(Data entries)

# # # # #

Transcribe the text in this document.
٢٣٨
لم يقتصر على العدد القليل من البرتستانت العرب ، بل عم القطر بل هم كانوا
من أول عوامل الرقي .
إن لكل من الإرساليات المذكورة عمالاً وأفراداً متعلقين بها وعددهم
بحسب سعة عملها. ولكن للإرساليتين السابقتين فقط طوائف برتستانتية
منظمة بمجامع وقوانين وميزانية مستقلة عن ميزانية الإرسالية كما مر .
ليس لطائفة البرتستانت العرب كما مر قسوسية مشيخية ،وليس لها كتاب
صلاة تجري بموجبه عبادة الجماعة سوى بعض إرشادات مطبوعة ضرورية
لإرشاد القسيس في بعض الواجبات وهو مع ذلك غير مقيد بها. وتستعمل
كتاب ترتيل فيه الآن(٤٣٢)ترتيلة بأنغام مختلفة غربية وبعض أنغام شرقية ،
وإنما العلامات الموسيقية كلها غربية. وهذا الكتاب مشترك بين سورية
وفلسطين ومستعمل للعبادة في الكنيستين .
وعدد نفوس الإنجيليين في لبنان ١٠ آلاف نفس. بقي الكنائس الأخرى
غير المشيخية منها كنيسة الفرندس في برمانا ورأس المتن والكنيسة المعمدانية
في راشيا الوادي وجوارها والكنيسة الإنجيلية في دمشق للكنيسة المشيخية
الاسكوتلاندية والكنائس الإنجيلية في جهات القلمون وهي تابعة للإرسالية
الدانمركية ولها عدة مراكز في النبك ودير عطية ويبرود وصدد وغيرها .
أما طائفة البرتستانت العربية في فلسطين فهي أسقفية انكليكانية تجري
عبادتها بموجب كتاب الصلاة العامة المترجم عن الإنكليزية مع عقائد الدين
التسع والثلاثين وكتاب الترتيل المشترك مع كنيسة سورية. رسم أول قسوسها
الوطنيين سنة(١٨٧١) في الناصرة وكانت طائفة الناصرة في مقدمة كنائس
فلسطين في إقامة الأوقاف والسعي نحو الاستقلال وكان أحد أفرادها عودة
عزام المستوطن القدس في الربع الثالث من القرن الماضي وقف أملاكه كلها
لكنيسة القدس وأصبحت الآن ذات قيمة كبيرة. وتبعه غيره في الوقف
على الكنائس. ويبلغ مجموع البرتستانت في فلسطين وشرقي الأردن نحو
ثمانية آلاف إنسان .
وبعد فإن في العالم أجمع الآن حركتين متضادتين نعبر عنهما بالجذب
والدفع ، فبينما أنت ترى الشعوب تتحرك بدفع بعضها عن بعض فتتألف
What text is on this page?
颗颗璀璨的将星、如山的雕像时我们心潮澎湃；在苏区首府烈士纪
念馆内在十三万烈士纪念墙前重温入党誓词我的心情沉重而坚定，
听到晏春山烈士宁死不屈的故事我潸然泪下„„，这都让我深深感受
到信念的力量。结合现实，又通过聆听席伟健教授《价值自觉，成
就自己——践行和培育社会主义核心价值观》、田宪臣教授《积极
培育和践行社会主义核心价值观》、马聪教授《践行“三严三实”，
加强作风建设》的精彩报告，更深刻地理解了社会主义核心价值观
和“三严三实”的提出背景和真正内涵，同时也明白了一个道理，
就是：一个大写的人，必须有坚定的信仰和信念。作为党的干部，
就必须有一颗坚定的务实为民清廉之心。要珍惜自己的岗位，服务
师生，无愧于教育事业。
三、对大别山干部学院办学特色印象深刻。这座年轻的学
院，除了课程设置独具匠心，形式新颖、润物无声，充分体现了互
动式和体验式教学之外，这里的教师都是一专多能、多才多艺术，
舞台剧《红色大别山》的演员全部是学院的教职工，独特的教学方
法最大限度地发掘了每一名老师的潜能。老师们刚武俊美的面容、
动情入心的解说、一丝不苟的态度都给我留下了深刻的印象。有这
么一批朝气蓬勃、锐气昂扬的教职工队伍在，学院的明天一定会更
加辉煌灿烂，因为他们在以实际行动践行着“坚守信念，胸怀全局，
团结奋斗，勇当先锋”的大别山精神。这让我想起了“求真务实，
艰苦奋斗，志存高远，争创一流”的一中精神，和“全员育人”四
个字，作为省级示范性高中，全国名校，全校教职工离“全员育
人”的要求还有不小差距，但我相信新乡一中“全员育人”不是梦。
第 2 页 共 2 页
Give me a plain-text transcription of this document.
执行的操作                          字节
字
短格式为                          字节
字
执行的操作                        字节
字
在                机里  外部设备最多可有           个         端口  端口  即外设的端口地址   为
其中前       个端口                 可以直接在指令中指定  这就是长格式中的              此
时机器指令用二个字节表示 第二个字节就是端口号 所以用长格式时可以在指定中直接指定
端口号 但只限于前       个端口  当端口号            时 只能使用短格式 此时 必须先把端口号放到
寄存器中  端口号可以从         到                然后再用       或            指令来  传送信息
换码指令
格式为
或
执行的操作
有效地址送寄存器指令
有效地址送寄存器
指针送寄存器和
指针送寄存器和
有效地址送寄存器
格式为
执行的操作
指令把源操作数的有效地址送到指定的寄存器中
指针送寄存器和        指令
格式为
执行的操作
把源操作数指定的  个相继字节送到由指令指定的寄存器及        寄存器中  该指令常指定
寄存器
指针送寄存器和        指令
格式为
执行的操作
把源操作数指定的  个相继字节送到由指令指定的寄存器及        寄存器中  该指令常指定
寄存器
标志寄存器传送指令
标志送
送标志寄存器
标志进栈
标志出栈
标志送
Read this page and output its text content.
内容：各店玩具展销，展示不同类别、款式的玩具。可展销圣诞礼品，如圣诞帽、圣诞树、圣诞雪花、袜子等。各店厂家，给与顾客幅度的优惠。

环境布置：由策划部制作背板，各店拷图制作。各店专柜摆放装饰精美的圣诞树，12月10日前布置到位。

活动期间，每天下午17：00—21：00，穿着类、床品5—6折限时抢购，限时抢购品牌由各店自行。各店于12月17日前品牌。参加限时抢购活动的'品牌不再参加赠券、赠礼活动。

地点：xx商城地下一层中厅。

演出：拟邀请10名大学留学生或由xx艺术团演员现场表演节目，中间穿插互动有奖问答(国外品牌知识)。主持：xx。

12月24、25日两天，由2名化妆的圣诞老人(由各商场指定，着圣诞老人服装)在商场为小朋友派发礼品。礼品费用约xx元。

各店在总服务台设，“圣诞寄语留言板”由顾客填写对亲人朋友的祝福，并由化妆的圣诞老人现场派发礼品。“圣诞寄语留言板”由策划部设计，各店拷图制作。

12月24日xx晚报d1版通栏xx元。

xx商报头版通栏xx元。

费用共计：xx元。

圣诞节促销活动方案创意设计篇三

# # # # #

From the data above, work out how many lines hold "القدس". Answer with the number alone.

**Exercise answer:**
2